**Task to carry out**
Copy out every line of the records where the string "into" occurs.

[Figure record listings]
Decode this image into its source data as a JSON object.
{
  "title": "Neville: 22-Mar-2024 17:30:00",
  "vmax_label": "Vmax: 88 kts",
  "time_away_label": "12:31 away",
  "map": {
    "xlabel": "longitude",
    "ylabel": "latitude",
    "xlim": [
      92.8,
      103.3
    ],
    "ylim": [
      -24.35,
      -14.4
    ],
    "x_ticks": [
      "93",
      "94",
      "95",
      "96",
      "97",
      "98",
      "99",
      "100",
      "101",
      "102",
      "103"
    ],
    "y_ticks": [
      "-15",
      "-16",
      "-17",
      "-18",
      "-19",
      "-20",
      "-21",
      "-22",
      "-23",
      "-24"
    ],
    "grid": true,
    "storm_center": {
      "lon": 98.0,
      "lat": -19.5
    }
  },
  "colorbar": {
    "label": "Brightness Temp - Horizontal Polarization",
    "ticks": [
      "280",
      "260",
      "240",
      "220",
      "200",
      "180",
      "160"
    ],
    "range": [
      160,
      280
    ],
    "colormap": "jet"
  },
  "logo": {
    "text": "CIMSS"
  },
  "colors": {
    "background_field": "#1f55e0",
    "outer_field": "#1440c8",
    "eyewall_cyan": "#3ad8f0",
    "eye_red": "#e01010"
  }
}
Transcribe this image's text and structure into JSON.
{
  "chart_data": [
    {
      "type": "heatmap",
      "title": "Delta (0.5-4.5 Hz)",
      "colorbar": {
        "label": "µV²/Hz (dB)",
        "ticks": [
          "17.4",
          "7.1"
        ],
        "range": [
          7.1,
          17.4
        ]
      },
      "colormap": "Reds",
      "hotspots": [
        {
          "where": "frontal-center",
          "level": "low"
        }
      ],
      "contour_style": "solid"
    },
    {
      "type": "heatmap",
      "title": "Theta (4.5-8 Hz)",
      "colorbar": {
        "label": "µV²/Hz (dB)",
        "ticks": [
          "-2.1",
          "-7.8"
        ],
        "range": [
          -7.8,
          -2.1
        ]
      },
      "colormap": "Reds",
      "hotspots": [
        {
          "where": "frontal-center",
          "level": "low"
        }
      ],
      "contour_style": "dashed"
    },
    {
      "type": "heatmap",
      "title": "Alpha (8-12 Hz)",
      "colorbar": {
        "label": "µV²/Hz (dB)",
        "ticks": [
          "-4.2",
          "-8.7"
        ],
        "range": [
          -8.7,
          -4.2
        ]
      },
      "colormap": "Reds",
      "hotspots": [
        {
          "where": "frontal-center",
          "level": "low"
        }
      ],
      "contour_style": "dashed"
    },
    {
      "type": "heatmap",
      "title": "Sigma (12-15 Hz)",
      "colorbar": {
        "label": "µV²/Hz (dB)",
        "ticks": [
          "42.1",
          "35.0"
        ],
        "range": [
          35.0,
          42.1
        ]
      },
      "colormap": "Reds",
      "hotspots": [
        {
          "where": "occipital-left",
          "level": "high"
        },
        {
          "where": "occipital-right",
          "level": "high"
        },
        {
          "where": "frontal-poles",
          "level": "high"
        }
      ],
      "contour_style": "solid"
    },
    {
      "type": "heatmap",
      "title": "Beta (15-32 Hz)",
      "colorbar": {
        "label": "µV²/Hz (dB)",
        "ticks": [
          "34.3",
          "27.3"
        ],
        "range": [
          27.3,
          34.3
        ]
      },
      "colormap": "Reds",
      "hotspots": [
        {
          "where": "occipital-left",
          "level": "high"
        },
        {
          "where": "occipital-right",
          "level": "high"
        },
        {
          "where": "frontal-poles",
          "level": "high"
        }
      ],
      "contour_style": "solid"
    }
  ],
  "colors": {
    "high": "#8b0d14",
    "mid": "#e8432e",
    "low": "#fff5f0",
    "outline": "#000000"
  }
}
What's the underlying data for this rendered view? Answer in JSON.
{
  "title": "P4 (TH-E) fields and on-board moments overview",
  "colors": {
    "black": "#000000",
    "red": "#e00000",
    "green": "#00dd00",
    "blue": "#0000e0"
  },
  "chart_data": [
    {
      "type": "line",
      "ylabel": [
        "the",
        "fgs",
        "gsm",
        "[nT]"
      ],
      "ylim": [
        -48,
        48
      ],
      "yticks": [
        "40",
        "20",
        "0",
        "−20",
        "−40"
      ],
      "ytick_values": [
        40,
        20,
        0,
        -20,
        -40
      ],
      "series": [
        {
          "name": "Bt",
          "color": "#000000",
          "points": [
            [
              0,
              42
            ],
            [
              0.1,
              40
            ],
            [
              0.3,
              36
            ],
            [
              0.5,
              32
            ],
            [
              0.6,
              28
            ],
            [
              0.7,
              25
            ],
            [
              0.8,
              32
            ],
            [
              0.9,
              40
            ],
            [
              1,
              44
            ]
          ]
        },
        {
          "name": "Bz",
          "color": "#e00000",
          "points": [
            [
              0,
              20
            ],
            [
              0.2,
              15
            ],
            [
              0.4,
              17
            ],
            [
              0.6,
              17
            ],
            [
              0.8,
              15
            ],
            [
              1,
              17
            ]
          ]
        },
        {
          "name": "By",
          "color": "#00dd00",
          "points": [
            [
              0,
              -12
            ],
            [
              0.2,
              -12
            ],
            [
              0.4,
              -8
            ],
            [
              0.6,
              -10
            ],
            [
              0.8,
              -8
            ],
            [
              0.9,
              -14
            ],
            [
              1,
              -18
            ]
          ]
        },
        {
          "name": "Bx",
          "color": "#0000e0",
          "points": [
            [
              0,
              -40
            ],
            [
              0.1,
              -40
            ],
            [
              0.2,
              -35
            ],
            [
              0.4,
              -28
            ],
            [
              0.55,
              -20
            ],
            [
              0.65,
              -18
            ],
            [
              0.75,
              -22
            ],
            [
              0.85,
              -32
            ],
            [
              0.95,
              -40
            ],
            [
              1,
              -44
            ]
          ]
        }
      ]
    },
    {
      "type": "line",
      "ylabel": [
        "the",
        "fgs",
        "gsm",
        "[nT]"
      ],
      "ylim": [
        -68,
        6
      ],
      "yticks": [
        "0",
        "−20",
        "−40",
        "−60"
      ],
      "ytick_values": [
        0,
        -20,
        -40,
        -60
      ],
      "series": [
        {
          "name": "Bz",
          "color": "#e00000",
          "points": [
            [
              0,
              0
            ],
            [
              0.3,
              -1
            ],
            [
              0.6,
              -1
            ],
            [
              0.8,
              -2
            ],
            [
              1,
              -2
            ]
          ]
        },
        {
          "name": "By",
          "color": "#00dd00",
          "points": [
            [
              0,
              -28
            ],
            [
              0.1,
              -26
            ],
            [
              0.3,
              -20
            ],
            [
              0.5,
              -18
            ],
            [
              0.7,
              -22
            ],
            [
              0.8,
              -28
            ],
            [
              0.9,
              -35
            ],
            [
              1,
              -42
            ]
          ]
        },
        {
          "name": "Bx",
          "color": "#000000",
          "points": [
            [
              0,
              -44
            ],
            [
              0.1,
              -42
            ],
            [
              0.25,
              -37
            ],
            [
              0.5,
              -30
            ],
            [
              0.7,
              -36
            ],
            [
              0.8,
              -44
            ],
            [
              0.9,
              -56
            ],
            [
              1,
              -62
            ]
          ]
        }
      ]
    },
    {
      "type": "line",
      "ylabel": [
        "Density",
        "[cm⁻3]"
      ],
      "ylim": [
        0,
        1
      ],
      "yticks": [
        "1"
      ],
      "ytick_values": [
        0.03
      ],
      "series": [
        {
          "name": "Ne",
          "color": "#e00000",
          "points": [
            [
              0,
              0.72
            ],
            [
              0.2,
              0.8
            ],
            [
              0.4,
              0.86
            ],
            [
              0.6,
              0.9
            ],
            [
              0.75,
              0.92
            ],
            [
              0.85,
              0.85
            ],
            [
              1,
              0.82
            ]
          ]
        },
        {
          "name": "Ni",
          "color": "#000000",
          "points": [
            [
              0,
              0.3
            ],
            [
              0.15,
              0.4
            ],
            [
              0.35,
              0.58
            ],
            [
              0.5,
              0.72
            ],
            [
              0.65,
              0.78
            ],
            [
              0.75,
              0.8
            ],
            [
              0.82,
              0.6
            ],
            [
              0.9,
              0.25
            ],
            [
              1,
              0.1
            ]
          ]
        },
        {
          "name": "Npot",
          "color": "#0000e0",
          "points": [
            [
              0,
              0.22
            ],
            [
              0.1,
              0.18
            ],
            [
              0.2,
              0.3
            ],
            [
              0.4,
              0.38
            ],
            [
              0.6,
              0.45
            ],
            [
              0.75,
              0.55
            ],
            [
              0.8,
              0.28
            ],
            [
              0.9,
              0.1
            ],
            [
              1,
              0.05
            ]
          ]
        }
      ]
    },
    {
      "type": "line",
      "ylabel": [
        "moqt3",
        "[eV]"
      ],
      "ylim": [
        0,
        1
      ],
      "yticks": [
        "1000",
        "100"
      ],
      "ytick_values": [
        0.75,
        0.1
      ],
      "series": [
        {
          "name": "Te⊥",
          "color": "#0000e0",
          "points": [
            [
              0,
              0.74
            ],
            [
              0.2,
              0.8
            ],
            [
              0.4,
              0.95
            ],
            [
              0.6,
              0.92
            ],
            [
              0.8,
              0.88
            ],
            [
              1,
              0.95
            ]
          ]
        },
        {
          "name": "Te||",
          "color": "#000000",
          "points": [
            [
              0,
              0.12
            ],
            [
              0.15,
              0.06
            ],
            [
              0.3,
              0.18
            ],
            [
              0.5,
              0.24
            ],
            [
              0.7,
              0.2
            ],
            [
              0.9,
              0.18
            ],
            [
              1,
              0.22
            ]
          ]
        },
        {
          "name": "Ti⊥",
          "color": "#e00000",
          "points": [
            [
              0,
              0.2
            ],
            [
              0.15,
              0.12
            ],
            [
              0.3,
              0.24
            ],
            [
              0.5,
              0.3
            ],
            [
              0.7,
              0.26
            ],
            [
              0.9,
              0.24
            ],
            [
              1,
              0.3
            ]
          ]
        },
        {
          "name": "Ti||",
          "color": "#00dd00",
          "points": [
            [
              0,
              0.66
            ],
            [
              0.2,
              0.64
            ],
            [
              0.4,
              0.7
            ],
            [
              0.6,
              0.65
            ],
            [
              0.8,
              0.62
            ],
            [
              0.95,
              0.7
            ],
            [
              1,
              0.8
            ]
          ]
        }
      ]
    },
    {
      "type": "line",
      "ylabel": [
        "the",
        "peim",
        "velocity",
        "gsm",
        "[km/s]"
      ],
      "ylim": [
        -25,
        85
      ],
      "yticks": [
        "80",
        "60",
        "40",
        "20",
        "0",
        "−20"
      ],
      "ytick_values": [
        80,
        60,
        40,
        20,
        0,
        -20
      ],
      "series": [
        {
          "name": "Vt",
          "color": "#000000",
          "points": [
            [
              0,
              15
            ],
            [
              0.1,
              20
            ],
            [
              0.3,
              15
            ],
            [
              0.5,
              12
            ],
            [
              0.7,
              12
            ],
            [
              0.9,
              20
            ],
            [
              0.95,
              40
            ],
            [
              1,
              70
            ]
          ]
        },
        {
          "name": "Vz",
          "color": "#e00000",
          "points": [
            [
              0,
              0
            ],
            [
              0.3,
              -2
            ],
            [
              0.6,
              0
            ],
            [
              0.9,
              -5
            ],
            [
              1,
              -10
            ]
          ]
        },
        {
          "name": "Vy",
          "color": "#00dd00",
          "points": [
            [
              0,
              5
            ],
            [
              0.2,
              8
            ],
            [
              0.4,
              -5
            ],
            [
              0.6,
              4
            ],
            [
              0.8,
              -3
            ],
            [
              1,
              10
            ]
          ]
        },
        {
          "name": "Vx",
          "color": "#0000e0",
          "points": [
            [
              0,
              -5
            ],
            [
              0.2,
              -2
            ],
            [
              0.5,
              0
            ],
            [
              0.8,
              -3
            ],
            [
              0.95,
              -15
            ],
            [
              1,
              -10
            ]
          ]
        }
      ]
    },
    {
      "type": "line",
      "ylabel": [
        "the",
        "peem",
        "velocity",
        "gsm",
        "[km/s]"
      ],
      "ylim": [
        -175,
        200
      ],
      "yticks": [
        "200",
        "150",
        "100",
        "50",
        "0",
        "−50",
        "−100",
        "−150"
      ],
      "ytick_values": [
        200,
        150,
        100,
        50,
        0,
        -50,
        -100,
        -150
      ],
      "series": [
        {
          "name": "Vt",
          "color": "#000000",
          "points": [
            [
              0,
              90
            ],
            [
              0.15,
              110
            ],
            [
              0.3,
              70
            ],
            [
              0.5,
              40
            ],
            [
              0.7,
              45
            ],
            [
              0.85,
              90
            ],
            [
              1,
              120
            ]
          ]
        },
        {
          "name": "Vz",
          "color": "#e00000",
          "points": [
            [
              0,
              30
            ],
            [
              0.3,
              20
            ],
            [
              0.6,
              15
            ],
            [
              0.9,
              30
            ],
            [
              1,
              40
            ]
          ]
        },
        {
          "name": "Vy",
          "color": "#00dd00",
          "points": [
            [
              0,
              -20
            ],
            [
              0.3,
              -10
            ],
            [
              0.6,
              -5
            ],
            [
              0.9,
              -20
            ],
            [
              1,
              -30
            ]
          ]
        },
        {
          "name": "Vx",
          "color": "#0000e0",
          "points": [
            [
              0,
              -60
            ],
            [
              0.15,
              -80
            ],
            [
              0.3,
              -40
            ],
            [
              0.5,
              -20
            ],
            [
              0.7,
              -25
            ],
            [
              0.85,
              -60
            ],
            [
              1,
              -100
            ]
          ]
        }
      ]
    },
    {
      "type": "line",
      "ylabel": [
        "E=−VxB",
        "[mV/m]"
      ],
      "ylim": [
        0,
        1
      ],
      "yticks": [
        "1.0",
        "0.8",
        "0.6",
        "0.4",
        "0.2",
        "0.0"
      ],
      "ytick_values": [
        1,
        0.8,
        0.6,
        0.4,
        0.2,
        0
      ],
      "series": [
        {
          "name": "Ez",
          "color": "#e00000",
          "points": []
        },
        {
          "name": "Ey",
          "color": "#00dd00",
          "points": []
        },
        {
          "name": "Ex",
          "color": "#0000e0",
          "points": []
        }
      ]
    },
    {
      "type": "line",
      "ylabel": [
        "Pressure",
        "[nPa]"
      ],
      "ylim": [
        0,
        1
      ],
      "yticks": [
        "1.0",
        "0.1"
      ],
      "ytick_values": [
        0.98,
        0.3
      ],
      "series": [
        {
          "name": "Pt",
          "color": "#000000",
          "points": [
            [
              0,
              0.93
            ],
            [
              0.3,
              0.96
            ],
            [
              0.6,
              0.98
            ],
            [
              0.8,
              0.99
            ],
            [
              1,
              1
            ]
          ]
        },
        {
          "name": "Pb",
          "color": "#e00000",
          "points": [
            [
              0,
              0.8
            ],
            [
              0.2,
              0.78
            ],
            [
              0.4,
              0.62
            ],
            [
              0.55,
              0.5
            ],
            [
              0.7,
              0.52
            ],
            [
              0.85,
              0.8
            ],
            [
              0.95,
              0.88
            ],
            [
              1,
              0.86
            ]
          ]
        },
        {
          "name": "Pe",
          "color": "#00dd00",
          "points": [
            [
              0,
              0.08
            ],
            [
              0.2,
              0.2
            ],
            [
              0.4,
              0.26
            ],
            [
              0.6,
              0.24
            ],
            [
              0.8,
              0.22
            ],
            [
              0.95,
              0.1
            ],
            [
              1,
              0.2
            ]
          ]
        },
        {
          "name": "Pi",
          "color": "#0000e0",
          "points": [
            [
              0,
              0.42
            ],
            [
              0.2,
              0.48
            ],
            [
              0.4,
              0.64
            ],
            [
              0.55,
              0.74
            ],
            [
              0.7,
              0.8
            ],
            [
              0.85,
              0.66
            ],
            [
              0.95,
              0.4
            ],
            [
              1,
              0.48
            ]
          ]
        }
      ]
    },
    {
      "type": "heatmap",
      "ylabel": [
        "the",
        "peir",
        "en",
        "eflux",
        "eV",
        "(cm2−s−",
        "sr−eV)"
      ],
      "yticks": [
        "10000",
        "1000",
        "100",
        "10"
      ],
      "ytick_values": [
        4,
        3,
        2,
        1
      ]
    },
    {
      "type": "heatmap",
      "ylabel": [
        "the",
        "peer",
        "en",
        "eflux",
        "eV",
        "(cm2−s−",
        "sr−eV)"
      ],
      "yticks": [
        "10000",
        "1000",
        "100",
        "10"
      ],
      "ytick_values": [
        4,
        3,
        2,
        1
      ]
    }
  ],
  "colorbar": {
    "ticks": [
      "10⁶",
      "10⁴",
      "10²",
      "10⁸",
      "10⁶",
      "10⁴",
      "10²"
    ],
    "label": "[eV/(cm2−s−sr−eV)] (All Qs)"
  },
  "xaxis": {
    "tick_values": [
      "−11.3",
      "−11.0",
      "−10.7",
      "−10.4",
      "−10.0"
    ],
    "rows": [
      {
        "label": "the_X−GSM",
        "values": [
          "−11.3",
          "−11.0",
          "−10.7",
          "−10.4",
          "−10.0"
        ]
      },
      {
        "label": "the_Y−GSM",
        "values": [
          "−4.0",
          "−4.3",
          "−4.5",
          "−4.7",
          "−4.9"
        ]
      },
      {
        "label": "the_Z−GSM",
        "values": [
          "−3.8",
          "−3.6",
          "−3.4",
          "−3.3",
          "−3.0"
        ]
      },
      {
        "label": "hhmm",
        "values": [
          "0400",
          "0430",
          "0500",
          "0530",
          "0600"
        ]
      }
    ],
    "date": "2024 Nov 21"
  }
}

**Written solution**
Decode this image into its source data as a JSON object.
Transcribe this image's text and structure into JSON.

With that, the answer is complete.